YOUR TASK —
Report how many lines contain "根据企业所属行业". The answer is a single number.

DATA SHOWN —
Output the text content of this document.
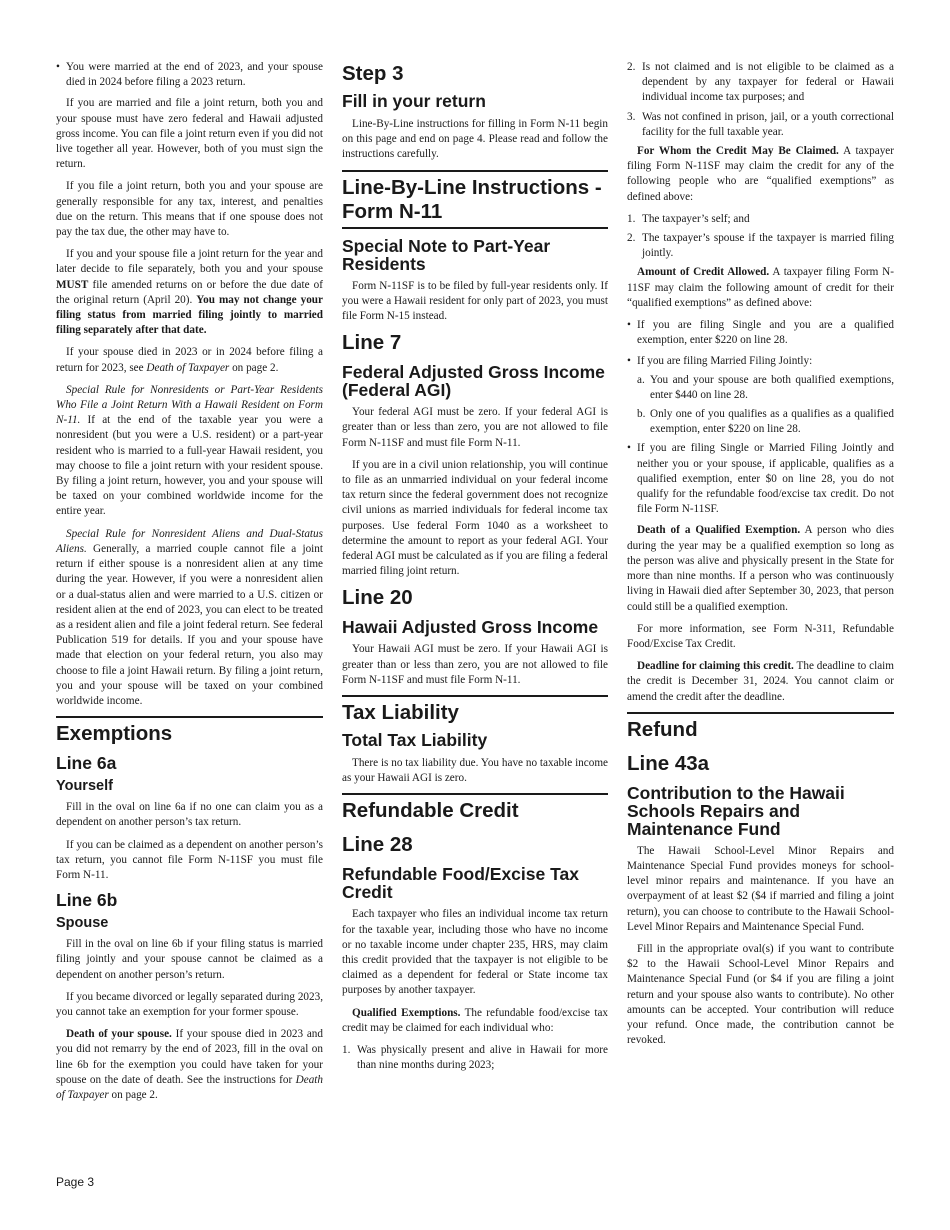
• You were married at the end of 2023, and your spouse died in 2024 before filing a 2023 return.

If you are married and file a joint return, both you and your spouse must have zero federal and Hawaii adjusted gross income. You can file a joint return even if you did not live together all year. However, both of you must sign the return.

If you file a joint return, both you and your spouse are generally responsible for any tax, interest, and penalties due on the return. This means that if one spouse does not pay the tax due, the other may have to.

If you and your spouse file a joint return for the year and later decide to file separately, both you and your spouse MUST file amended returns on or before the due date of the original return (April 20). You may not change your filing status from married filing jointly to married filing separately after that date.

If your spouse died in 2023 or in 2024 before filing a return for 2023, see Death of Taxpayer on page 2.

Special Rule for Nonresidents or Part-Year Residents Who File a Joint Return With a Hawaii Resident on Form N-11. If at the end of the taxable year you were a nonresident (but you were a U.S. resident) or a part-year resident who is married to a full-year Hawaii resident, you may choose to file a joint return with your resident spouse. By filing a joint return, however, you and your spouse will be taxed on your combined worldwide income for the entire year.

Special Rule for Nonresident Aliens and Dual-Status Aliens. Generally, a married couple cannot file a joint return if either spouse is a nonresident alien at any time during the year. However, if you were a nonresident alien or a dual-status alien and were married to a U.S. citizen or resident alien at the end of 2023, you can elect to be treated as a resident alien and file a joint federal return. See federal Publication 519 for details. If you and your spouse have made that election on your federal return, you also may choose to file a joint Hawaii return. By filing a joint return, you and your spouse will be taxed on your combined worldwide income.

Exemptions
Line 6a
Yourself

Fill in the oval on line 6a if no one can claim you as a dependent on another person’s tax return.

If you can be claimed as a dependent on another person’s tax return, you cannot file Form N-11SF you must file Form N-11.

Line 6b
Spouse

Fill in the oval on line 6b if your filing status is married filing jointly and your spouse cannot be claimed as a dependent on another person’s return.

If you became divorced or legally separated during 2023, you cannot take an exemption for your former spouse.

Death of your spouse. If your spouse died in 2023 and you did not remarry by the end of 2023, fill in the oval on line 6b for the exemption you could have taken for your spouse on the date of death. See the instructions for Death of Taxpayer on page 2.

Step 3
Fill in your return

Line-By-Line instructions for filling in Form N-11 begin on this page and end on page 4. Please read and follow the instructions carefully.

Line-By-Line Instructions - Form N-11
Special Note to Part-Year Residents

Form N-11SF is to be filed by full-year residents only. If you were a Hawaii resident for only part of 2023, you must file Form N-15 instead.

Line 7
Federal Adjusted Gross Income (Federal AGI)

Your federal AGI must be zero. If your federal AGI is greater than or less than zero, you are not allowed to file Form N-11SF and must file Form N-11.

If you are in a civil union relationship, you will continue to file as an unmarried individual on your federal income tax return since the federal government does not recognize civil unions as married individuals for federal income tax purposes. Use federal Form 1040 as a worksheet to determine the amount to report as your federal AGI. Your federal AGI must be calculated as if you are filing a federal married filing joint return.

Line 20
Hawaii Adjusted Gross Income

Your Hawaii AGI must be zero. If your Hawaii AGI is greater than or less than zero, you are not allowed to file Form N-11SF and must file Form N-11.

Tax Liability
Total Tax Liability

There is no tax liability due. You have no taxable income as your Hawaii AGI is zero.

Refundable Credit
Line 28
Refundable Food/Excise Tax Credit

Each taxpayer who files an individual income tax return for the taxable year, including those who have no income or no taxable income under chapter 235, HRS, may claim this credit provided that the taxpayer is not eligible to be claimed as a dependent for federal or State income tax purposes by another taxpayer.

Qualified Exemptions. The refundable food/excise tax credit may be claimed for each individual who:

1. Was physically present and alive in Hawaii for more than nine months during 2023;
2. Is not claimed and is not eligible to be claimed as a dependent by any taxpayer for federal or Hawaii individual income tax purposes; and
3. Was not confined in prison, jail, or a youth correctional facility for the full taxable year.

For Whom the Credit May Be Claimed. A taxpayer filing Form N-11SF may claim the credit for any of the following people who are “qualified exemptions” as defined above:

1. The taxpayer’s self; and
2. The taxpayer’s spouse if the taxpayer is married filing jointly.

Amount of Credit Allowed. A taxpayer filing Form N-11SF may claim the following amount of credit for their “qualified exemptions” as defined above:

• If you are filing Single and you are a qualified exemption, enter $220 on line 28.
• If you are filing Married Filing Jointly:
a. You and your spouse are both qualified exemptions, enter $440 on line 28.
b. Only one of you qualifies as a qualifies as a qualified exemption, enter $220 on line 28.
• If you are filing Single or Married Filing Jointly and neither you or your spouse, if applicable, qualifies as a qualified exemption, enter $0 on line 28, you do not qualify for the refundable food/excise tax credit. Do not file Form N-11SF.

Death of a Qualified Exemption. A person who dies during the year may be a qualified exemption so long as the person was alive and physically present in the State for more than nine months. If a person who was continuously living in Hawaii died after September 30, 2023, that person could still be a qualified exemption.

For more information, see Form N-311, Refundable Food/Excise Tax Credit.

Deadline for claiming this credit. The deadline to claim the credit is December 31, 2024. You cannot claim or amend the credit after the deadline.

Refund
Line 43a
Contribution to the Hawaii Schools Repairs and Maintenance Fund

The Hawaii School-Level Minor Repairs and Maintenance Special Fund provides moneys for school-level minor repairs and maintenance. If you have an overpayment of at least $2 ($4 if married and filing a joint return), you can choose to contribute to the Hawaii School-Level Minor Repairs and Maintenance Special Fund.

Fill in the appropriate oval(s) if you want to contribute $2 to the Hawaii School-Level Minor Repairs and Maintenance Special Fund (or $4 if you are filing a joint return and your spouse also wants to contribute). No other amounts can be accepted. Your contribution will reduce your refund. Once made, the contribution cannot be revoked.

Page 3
==
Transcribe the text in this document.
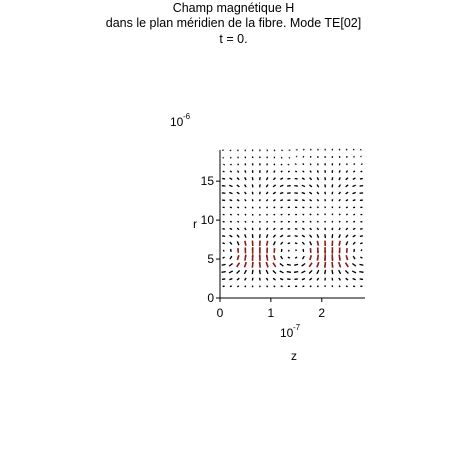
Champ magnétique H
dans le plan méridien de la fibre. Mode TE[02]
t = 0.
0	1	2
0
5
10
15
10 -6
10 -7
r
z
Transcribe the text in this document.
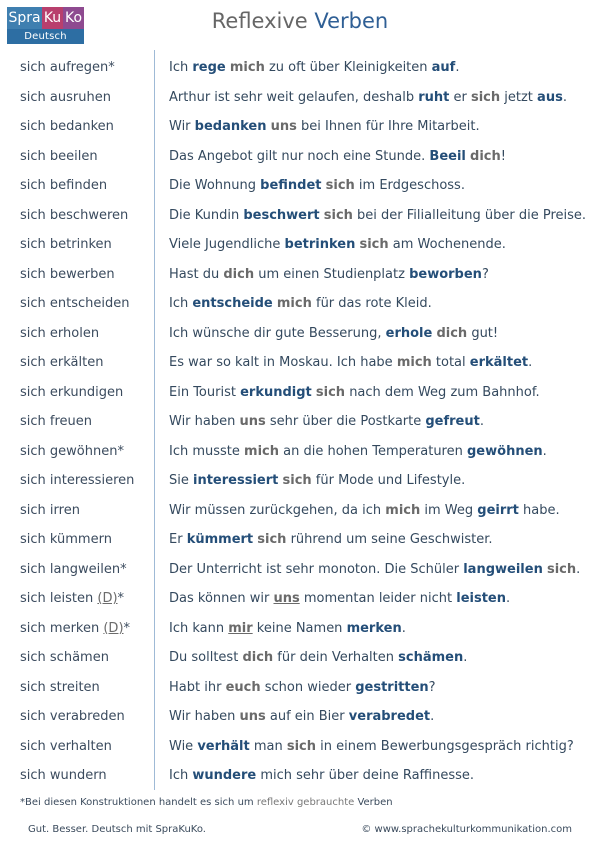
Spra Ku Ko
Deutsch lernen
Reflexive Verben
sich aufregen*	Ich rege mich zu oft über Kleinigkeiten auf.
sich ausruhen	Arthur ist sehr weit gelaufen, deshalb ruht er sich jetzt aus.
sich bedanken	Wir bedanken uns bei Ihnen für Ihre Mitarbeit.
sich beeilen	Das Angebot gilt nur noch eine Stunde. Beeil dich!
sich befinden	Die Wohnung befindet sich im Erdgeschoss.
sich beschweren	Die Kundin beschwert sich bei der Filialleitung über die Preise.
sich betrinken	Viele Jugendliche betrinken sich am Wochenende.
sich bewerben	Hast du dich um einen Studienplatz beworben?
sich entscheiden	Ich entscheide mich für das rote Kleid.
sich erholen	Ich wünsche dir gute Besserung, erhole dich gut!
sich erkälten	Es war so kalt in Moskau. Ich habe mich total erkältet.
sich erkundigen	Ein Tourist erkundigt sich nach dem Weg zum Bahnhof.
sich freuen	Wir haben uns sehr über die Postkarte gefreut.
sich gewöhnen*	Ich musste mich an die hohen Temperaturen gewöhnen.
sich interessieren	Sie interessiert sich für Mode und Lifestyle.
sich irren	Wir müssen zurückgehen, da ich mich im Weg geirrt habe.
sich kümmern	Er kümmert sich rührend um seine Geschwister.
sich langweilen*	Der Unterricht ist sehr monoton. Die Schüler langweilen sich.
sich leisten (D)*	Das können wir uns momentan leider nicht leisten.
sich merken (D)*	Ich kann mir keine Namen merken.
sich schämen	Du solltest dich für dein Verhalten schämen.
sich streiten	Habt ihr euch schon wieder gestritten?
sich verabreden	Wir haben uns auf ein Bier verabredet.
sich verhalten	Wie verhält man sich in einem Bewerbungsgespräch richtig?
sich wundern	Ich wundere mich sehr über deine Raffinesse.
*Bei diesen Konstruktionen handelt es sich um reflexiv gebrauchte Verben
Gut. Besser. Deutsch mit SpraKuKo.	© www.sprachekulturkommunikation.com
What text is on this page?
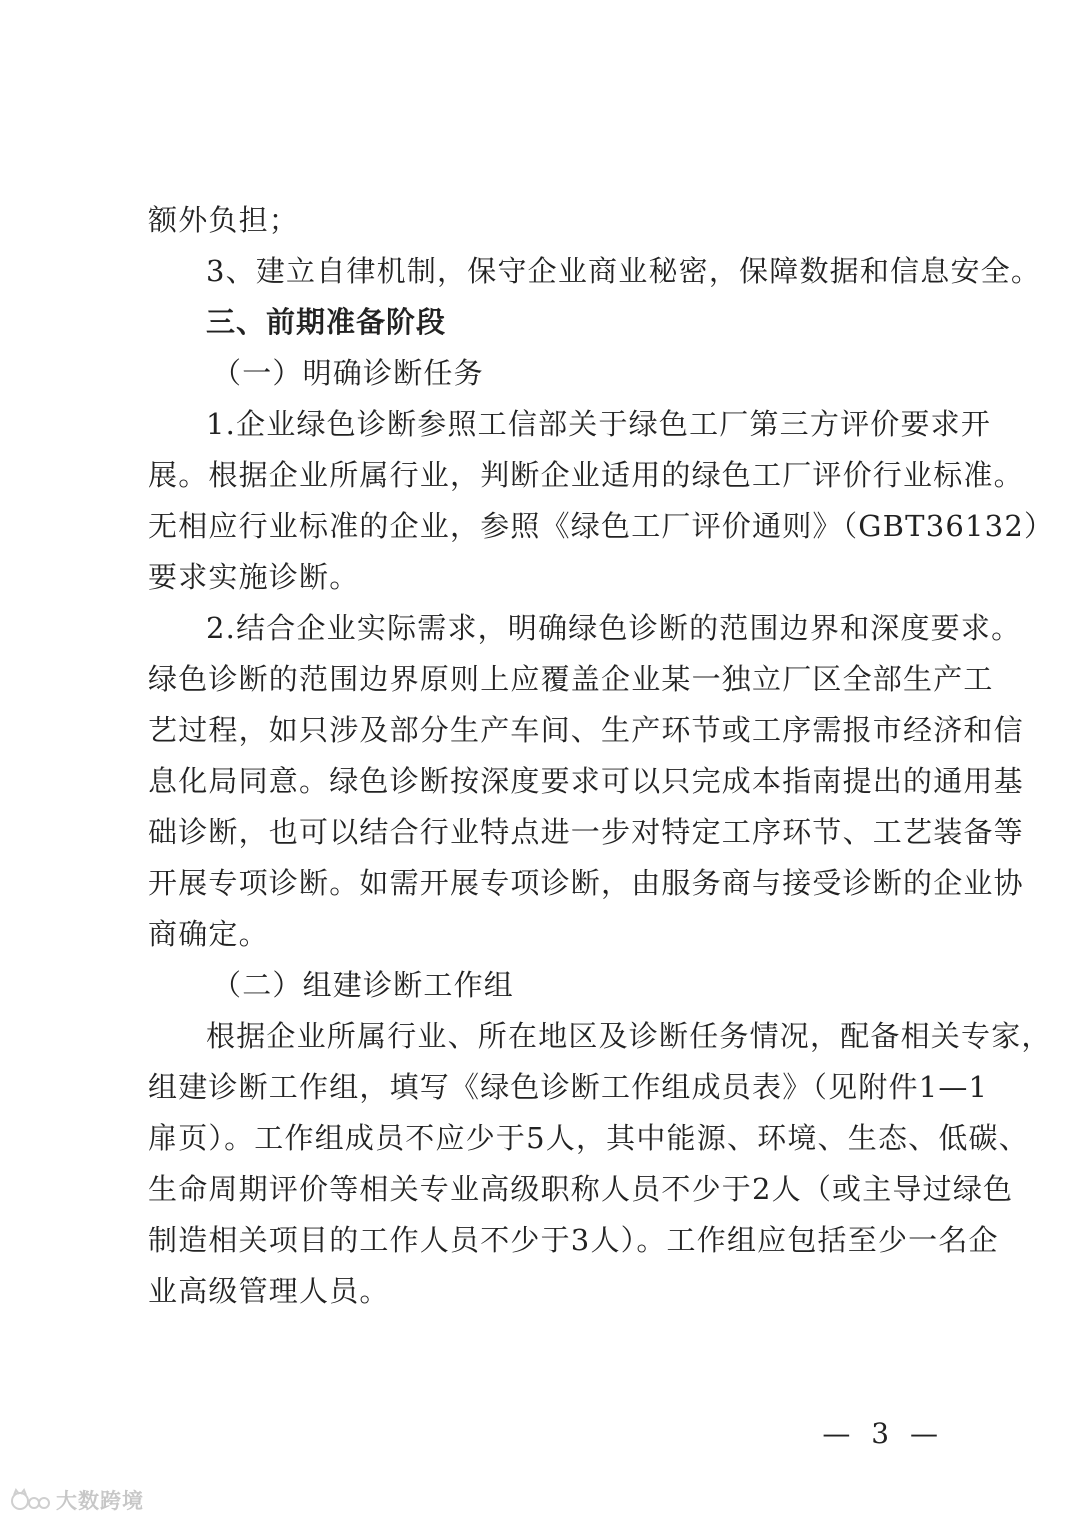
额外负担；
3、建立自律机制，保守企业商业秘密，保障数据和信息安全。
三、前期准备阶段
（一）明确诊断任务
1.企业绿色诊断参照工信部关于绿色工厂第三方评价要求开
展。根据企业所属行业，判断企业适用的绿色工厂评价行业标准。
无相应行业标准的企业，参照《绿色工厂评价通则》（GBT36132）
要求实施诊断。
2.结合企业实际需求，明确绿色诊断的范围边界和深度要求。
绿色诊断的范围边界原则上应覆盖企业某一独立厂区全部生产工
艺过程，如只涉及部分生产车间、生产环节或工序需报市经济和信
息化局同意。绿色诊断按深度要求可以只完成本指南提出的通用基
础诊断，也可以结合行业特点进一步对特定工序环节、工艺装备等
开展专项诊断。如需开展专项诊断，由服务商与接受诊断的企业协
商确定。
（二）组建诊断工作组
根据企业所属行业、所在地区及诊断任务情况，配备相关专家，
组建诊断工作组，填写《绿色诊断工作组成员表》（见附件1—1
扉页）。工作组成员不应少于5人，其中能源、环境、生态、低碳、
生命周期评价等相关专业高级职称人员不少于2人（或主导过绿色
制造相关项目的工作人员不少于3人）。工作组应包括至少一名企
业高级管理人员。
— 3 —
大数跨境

ANSWER BELOW —
2